* **EXERCISE OBJECTIVE**
Search the records below for the word "content" and show every line where it occurs.

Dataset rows
** Begin **

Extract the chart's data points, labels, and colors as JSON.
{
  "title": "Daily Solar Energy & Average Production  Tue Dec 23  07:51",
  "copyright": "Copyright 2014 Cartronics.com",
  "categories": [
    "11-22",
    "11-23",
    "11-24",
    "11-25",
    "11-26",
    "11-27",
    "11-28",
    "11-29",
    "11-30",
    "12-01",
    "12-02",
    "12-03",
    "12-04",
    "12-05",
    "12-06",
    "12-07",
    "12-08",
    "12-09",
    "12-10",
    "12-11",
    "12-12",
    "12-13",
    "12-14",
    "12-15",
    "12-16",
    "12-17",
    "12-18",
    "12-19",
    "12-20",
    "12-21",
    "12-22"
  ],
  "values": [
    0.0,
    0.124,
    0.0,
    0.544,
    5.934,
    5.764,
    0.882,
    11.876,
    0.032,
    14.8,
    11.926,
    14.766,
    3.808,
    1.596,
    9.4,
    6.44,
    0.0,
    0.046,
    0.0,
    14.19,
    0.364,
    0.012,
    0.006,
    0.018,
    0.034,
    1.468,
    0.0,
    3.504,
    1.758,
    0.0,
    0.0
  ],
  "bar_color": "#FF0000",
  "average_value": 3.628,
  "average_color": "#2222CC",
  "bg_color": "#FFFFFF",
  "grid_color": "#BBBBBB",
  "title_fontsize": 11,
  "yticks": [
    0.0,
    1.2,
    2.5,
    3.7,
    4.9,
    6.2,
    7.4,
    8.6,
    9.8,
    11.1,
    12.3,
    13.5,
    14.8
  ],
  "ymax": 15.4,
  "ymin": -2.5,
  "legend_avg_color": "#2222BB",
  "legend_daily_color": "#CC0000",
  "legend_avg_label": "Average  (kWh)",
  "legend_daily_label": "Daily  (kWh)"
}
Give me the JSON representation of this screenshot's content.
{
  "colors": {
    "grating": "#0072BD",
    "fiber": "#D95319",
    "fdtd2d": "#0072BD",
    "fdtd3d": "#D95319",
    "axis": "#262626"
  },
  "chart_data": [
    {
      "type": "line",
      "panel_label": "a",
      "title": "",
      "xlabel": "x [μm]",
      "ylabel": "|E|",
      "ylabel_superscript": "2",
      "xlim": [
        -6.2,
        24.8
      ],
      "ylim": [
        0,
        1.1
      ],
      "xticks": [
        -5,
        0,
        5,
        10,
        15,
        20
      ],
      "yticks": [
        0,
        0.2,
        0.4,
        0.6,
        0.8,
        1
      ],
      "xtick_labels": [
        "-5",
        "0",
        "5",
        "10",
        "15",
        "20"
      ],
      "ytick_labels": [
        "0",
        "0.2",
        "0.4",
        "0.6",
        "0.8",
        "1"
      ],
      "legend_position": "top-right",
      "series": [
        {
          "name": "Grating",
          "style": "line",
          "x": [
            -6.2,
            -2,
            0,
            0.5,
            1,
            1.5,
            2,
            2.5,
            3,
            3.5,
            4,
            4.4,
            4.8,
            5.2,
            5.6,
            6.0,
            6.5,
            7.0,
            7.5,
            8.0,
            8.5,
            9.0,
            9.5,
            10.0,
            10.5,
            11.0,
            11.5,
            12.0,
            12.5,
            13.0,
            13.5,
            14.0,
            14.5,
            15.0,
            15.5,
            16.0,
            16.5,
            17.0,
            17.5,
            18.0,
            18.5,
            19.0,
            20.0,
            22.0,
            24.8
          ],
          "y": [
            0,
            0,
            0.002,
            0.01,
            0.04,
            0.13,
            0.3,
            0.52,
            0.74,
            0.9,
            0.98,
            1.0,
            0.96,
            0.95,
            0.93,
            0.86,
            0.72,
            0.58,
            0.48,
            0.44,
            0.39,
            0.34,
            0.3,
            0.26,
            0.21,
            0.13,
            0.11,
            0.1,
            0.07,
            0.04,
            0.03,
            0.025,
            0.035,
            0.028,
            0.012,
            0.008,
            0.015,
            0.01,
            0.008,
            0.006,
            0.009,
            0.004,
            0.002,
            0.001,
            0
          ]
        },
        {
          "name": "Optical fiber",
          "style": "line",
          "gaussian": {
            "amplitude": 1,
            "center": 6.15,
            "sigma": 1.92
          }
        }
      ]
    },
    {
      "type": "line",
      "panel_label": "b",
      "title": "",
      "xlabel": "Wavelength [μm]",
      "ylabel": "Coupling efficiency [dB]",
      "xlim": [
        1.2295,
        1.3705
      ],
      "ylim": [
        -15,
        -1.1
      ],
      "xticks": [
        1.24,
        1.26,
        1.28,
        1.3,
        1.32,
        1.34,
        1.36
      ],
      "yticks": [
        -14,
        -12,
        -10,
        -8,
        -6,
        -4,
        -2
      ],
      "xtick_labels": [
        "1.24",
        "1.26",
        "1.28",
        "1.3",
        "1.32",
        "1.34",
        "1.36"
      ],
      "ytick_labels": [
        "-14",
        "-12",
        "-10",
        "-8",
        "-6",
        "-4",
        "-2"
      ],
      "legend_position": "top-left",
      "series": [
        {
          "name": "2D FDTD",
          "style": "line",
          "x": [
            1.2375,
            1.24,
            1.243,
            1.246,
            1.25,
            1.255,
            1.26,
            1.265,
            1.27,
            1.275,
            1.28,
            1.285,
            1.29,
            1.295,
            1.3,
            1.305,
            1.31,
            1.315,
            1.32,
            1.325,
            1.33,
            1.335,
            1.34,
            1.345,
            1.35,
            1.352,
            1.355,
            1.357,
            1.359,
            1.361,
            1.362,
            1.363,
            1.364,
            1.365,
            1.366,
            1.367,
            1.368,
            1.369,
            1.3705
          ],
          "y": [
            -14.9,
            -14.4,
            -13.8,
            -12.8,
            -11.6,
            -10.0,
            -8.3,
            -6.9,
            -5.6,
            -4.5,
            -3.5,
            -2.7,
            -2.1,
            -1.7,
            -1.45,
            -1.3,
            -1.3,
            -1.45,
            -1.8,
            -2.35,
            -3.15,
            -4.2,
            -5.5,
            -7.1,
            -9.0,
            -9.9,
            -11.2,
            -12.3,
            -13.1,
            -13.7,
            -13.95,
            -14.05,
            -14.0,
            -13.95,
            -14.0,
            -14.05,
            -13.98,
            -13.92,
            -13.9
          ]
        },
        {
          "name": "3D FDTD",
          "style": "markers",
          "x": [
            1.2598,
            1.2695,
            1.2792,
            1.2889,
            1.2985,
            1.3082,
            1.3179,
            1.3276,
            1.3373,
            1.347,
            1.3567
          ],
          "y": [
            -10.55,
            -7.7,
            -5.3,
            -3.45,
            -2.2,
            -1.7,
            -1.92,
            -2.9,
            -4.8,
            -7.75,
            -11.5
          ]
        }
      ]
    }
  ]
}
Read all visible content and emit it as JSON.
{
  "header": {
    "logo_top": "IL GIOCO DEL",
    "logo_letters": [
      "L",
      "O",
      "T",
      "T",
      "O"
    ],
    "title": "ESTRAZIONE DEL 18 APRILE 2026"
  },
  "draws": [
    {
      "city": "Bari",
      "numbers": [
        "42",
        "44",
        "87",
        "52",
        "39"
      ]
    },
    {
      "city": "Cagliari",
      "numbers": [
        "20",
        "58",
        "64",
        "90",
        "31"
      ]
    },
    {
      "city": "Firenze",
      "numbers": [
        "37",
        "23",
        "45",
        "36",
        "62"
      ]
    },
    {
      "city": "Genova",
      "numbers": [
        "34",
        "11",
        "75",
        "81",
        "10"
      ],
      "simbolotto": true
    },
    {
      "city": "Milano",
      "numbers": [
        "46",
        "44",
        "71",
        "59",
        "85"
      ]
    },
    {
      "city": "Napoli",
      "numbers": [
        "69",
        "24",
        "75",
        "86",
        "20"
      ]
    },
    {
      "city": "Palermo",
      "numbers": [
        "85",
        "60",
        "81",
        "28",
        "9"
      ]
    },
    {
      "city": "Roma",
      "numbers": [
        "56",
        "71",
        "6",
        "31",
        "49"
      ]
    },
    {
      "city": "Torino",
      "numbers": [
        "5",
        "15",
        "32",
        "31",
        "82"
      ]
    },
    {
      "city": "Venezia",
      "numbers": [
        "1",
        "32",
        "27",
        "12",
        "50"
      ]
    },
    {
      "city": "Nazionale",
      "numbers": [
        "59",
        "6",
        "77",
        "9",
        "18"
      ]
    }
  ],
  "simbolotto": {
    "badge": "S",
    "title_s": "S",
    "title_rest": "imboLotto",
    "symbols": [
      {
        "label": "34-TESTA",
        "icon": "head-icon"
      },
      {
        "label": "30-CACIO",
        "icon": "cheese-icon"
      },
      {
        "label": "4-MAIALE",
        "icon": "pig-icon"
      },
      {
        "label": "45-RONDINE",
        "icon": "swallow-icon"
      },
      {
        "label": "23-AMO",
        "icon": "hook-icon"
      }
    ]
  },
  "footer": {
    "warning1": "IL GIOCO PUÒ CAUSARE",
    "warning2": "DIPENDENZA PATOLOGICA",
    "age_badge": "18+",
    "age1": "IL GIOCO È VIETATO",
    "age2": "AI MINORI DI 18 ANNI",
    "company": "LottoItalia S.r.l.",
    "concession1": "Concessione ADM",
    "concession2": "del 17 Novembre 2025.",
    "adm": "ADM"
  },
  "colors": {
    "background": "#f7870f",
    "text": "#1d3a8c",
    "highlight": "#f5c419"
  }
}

** End **

* **SOLUTION FOR THIS EXERCISE**
Give me the JSON representation of this screenshot's content.
Read all visible content and emit it as JSON.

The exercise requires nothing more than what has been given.